§ **What is expected**
Report how many lines contain "exclusion". The answer is a single number.

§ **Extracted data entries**
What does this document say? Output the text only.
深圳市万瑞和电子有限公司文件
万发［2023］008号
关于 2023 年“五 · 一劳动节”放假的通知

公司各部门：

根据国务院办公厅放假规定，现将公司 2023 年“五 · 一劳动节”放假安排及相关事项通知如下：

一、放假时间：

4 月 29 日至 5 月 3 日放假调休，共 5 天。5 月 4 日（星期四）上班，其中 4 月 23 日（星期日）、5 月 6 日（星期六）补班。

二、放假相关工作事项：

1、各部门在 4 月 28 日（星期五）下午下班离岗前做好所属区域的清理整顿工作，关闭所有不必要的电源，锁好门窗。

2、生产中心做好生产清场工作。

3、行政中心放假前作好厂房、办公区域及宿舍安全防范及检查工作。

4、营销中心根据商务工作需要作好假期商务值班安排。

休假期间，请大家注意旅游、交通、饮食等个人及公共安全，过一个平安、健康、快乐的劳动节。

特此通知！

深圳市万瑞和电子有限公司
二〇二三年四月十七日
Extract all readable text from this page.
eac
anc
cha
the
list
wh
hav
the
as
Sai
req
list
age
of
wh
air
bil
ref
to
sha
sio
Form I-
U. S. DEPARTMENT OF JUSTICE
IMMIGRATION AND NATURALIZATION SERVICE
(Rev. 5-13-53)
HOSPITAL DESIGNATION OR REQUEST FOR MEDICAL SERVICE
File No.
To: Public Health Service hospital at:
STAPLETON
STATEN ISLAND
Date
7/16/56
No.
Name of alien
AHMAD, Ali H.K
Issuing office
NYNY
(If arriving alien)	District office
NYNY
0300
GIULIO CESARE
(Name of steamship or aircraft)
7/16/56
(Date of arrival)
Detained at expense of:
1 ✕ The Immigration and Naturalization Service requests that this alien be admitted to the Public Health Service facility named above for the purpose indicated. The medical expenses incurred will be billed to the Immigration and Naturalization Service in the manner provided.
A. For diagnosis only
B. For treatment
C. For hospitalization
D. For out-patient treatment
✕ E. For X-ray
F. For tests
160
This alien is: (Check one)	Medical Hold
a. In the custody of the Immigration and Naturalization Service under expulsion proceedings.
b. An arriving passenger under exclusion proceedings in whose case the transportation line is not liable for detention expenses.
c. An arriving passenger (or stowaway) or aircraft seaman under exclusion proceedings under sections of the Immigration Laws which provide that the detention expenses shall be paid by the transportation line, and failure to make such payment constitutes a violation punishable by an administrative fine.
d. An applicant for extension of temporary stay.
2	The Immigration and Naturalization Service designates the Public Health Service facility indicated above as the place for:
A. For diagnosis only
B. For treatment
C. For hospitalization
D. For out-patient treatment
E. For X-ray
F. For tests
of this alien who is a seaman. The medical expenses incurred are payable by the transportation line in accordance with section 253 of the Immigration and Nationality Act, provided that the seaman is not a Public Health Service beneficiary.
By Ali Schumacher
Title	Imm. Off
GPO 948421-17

§ **Answer to the problem**
2